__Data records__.
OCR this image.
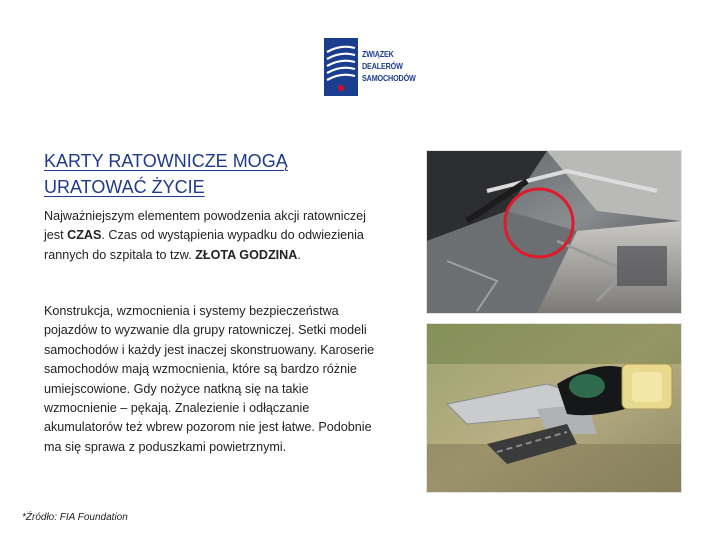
ZWIĄZEK
DEALERÓW
SAMOCHODÓW
KARTY RATOWNICZE MOGĄ
URATOWAĆ ŻYCIE

Najważniejszym elementem powodzenia akcji ratowniczej jest CZAS. Czas od wystąpienia wypadku do odwiezienia rannych do szpitala to tzw. ZŁOTA GODZINA.

Konstrukcja, wzmocnienia i systemy bezpieczeństwa pojazdów to wyzwanie dla grupy ratowniczej. Setki modeli samochodów i każdy jest inaczej skonstruowany. Karoserie samochodów mają wzmocnienia, które są bardzo różnie umiejscowione. Gdy nożyce natkną się na takie wzmocnienie – pękają. Znalezienie i odłączanie akumulatorów też wbrew pozorom nie jest łatwe. Podobnie ma się sprawa z poduszkami powietrznymi.

*Źródło: FIA Foundation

__Job__.
Drop the images and quote the entries word for word.

__Finished answer__.
OCR this image.
ZWIĄZEK
DEALERÓW
SAMOCHODÓW
KARTY RATOWNICZE MOGĄ
URATOWAĆ ŻYCIE

Najważniejszym elementem powodzenia akcji ratowniczej jest CZAS. Czas od wystąpienia wypadku do odwiezienia rannych do szpitala to tzw. ZŁOTA GODZINA.

Konstrukcja, wzmocnienia i systemy bezpieczeństwa pojazdów to wyzwanie dla grupy ratowniczej. Setki modeli samochodów i każdy jest inaczej skonstruowany. Karoserie samochodów mają wzmocnienia, które są bardzo różnie umiejscowione. Gdy nożyce natkną się na takie wzmocnienie – pękają. Znalezienie i odłączanie akumulatorów też wbrew pozorom nie jest łatwe. Podobnie ma się sprawa z poduszkami powietrznymi.

*Źródło: FIA Foundation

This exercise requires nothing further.